start Data

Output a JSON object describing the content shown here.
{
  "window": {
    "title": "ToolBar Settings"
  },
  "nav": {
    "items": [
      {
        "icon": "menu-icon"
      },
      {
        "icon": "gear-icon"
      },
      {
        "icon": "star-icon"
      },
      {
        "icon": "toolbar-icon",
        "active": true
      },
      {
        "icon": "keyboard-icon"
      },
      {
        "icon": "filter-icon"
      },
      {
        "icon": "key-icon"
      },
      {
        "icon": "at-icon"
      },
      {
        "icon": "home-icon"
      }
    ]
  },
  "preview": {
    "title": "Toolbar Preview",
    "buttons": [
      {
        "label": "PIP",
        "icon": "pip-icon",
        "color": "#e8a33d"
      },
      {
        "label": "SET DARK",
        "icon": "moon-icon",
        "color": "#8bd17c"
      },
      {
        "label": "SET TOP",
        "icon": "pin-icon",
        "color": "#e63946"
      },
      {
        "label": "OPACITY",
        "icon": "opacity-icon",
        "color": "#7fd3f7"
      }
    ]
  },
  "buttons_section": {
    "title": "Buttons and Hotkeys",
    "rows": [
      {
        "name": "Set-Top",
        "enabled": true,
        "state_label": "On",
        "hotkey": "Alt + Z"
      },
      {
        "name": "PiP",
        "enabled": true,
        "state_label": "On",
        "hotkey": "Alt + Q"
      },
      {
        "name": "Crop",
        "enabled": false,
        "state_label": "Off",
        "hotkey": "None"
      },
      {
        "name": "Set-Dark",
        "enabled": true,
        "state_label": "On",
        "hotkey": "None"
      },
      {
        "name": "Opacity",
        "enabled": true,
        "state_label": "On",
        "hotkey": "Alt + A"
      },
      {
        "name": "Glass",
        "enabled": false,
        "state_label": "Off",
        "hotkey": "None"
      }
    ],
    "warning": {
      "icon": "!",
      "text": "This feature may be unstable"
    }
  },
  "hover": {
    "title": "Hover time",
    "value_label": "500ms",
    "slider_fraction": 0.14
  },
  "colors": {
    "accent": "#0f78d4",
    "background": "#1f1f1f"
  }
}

end Data

* **Given task**
Make an exact copy of the data above.

* **The result**
Output a JSON object describing the content shown here.
{
  "window": {
    "title": "ToolBar Settings"
  },
  "nav": {
    "items": [
      {
        "icon": "menu-icon"
      },
      {
        "icon": "gear-icon"
      },
      {
        "icon": "star-icon"
      },
      {
        "icon": "toolbar-icon",
        "active": true
      },
      {
        "icon": "keyboard-icon"
      },
      {
        "icon": "filter-icon"
      },
      {
        "icon": "key-icon"
      },
      {
        "icon": "at-icon"
      },
      {
        "icon": "home-icon"
      }
    ]
  },
  "preview": {
    "title": "Toolbar Preview",
    "buttons": [
      {
        "label": "PIP",
        "icon": "pip-icon",
        "color": "#e8a33d"
      },
      {
        "label": "SET DARK",
        "icon": "moon-icon",
        "color": "#8bd17c"
      },
      {
        "label": "SET TOP",
        "icon": "pin-icon",
        "color": "#e63946"
      },
      {
        "label": "OPACITY",
        "icon": "opacity-icon",
        "color": "#7fd3f7"
      }
    ]
  },
  "buttons_section": {
    "title": "Buttons and Hotkeys",
    "rows": [
      {
        "name": "Set-Top",
        "enabled": true,
        "state_label": "On",
        "hotkey": "Alt + Z"
      },
      {
        "name": "PiP",
        "enabled": true,
        "state_label": "On",
        "hotkey": "Alt + Q"
      },
      {
        "name": "Crop",
        "enabled": false,
        "state_label": "Off",
        "hotkey": "None"
      },
      {
        "name": "Set-Dark",
        "enabled": true,
        "state_label": "On",
        "hotkey": "None"
      },
      {
        "name": "Opacity",
        "enabled": true,
        "state_label": "On",
        "hotkey": "Alt + A"
      },
      {
        "name": "Glass",
        "enabled": false,
        "state_label": "Off",
        "hotkey": "None"
      }
    ],
    "warning": {
      "icon": "!",
      "text": "This feature may be unstable"
    }
  },
  "hover": {
    "title": "Hover time",
    "value_label": "500ms",
    "slider_fraction": 0.14
  },
  "colors": {
    "accent": "#0f78d4",
    "background": "#1f1f1f"
  }
}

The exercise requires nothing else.